▸ ÉNONCÉ 1: D'après l'extrait fourni, quel terme Arnaud Lemaire employait-il souvent ?

Il y a en premier lieu l’hybride qui est toujours la technologie hybride qui détrônera la technologie du constructeur. Démontrée par des POC de scenarii basiques. Et tous les 2 ans, un technologie hybride vient remplacer radicalement une autre. Flash Mobile, PhoneGap, Cordova, Ionic, React Native, Xamarin, Flutter…
Il y a aussi les technologies qui réinventent les technologies du constructeur : Realm en remplaçant de Core Data, Rx pour la programmation réactive, le code Swift fonctionnel poussé à l’extrême avec sa propre déclinaison du langage. Et autres approches impossibles à maintenir et à débogguer tout en explosant la consommation du matériel.
Hello Stéphane,
J’apprécie vraiment ton article et j’imagine que beaucoup s’y reconnaissent.
Arnaud Lemaire utilisait souvent le terme CV Driven Development, où l’équipe tech va embarquer une techno pour le mettre sur le CV, ça sera utile pour le prochain job ou la prochaine mission.
Effecivement, ça ne sert pas l’entreprise et le produit.
Par contre, je me rends compte que dans un contexe où les développeurs seniors sont difficiles à recruter et à fidéliser, laisser un peu de place pour qu’ils puissent se faire plaisir sur une techno de leur choix est un argument pour fidéliser ses équipes. En leur laissant la possibilité de choisir Elixir pour un nouveau service, parce que l’équipe a envie d’essayer, qu’ils ont fait un PoC et se sentent en mesure de l’accomplir, pourquoi pas ! Ce n’est pas le chemin le plus facile, il n’y a probablement pas plus de valeur à le faire dans ce langage plutôt que le langage historique, mais s’ils ont envie de se donner ce challenge et que ça contribue au bonheur de l’équipe dans la boite, je pense que c’es un choix qui n’est pas déconnant !
Qu’en dis-tu ?
Hello !
Et bien je pense que je te rejoins complètement !
Je ne suis pas du tout contre les nouvelles technos ou leur utilisation c’est plus les choix qui amènent à leur utilisation que je questionne.
Pour moi, une équipe va se construire, apprendre à connaître ses affinités, découvrir ses limites et vouloir les repousser. C’est dans cette découverte/amélioration continue que de nouvelles technos vont pouvoir s’inscrire.
Ça reste super intéressant de tester des choses, de changer de point de vue mais quand on parle de mettre du code en prod, d’autres contraintes doivent être prises en compte :
* Maintenabilité par l’équipe dans le temps ;
* Capacité de répondre efficacement aux problématiques métier sous-jacentes (donc très spécifique au contexte).
Il y a sûrement d’autres choses mais ce sont ces deux points qui sont les plus importants selon moi.
Tant que c’est l’équipe qui fait le choix, qu’il est documenté, compris et intégré par tout les intéressés, je ne vois pas le problème.
Cependant si on commence à intégrer des technos “cool” pour pouvoir draguer des développeurs seniors je pense qu’on glisse du mauvais côté. Un techno est cool sur le papier mais si elle est posé la, sans recul tout développeur qui sera amené à travailler avec va avoir du mal à s’y retrouver.
Alors qu’une base de code un peu plus “chiante” avec des outils old school mais qui est bien structuré, documenté et qui permet de travailler efficacement, aura plus de valeur pour un développeur expérimenté qu’une techno sympa.
D’expérience, je sais qu’il y a toujours la place aux expérimentations donc j’aurais toujours la possibilité de jouer avec un truc ou un autre qui me plaît.
C’est mon avis bien sur, teinté de ce que j’ai pu voir mais ça reste une position très personnelle.

▸ ÉNONCÉ 2: Dans les entrées, prenez la partie qui s'ouvre sur la ligne contenant « page-dot (152, 645, 156, 648) » et se ferme sur la ligne contenant « back-label: < GÅ TILLBAKA (20, 639, 116, 654) », ces deux lignes comprises. Rendez-la sous forme de liste JSON de chaînes, à raison d'une chaîne par ligne, sans les lignes vides.

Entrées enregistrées
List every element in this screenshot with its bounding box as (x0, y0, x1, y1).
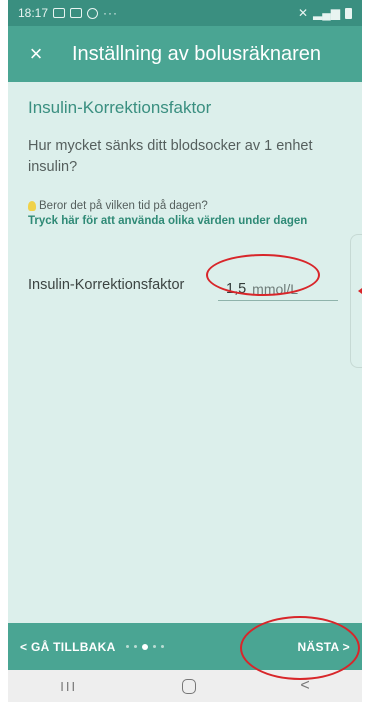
page-dot (152, 645, 156, 648)
gallery-icon (53, 8, 66, 18)
app-bar: × Inställning av bolusräknaren (8, 26, 362, 82)
bottom-bar: < GÅ TILLBAKA NÄSTA > (8, 623, 362, 670)
page-title: Inställning av bolusräknaren (72, 42, 322, 65)
correction-factor-unit: mmol/L (252, 280, 299, 297)
hint: Beror det på vilken tid på dagen? (28, 200, 346, 212)
back-label: < GÅ TILLBAKA (20, 639, 116, 654)
status-left: 18:17 ··· (18, 6, 118, 20)
correction-factor-value: 1,5 (226, 280, 247, 297)
correction-factor-label: Insulin-Korrektionsfaktor (28, 277, 185, 293)
side-panel-handle[interactable] (350, 234, 362, 368)
globe-icon (87, 7, 99, 19)
lightbulb-icon (28, 201, 36, 211)
android-nav-bar: III < (8, 670, 362, 702)
correction-factor-row: Insulin-Korrektionsfaktor 1,5 mmol/L (28, 277, 346, 303)
status-time: 18:17 (18, 6, 49, 20)
page-indicator (125, 643, 164, 650)
arrow-head (358, 285, 362, 297)
next-button[interactable]: NÄSTA > (298, 640, 350, 654)
mute-icon: ✕ (297, 6, 309, 20)
phone-screen: 18:17 ··· ✕ ▂▄▆ × Inställning av bolusrä… (8, 0, 362, 702)
section-title: Insulin-Korrektionsfaktor (28, 98, 212, 117)
correction-factor-input[interactable]: 1,5 mmol/L (218, 277, 338, 301)
time-of-day-link[interactable]: Tryck här för att använda olika värden u… (28, 215, 346, 227)
recent-apps-button[interactable]: III (60, 679, 77, 694)
close-button[interactable]: × (8, 26, 64, 82)
status-right: ✕ ▂▄▆ (298, 6, 352, 20)
status-bar: 18:17 ··· ✕ ▂▄▆ (8, 0, 362, 26)
back-nav-button[interactable]: < (300, 677, 309, 695)
message-icon (70, 8, 83, 18)
annotation-arrow (358, 285, 362, 297)
content: Insulin-Korrektionsfaktor Hur mycket sän… (28, 82, 346, 301)
next-label: NÄSTA > (297, 639, 350, 654)
close-icon: × (29, 41, 43, 66)
signal-icon: ▂▄▆ (313, 6, 340, 20)
page-dot (125, 645, 129, 648)
battery-icon (345, 7, 352, 19)
page-dot-active (141, 643, 148, 650)
home-button[interactable] (181, 678, 196, 694)
more-notifications: ··· (103, 6, 119, 20)
hint-text: Beror det på vilken tid på dagen? (39, 200, 208, 212)
back-button[interactable]: < GÅ TILLBAKA (20, 640, 164, 654)
question-text: Hur mycket sänks ditt blodsocker av 1 en… (28, 138, 313, 175)
page-dot (160, 645, 164, 648)
page-dot (133, 645, 137, 648)
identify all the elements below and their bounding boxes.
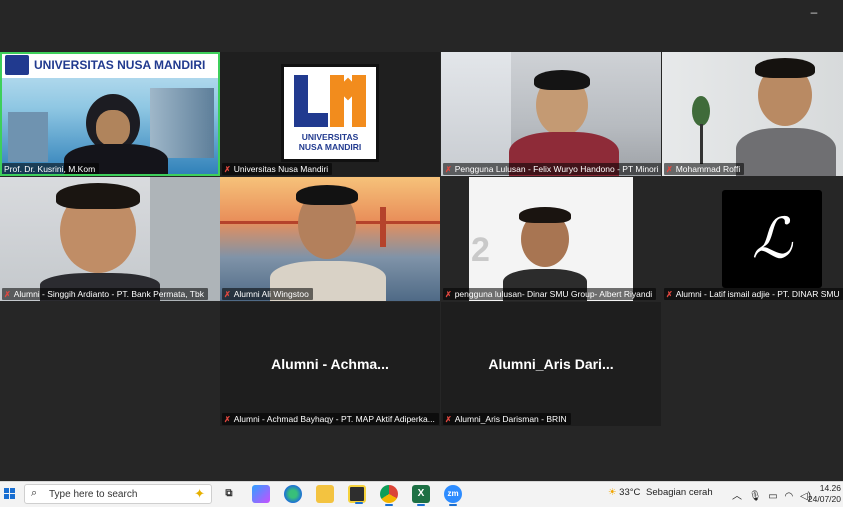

▸ CORRIGÉ 1: CV Driven Development.

▸ CORRIGÉ 2:
[
  "page-dot (152, 645, 156, 648)",
  "gallery-icon (53, 8, 66, 18)",
  "app-bar: × Inställning av bolusräknaren (8, 26, 362, 82)",
  "bottom-bar: < GÅ TILLBAKA NÄSTA > (8, 623, 362, 670)",
  "page-title: Inställning av bolusräknaren (72, 42, 322, 65)",
  "correction-factor-unit: mmol/L (252, 280, 299, 297)",
  "hint: Beror det på vilken tid på dagen? (28, 200, 346, 212)",
  "back-label: < GÅ TILLBAKA (20, 639, 116, 654)"
]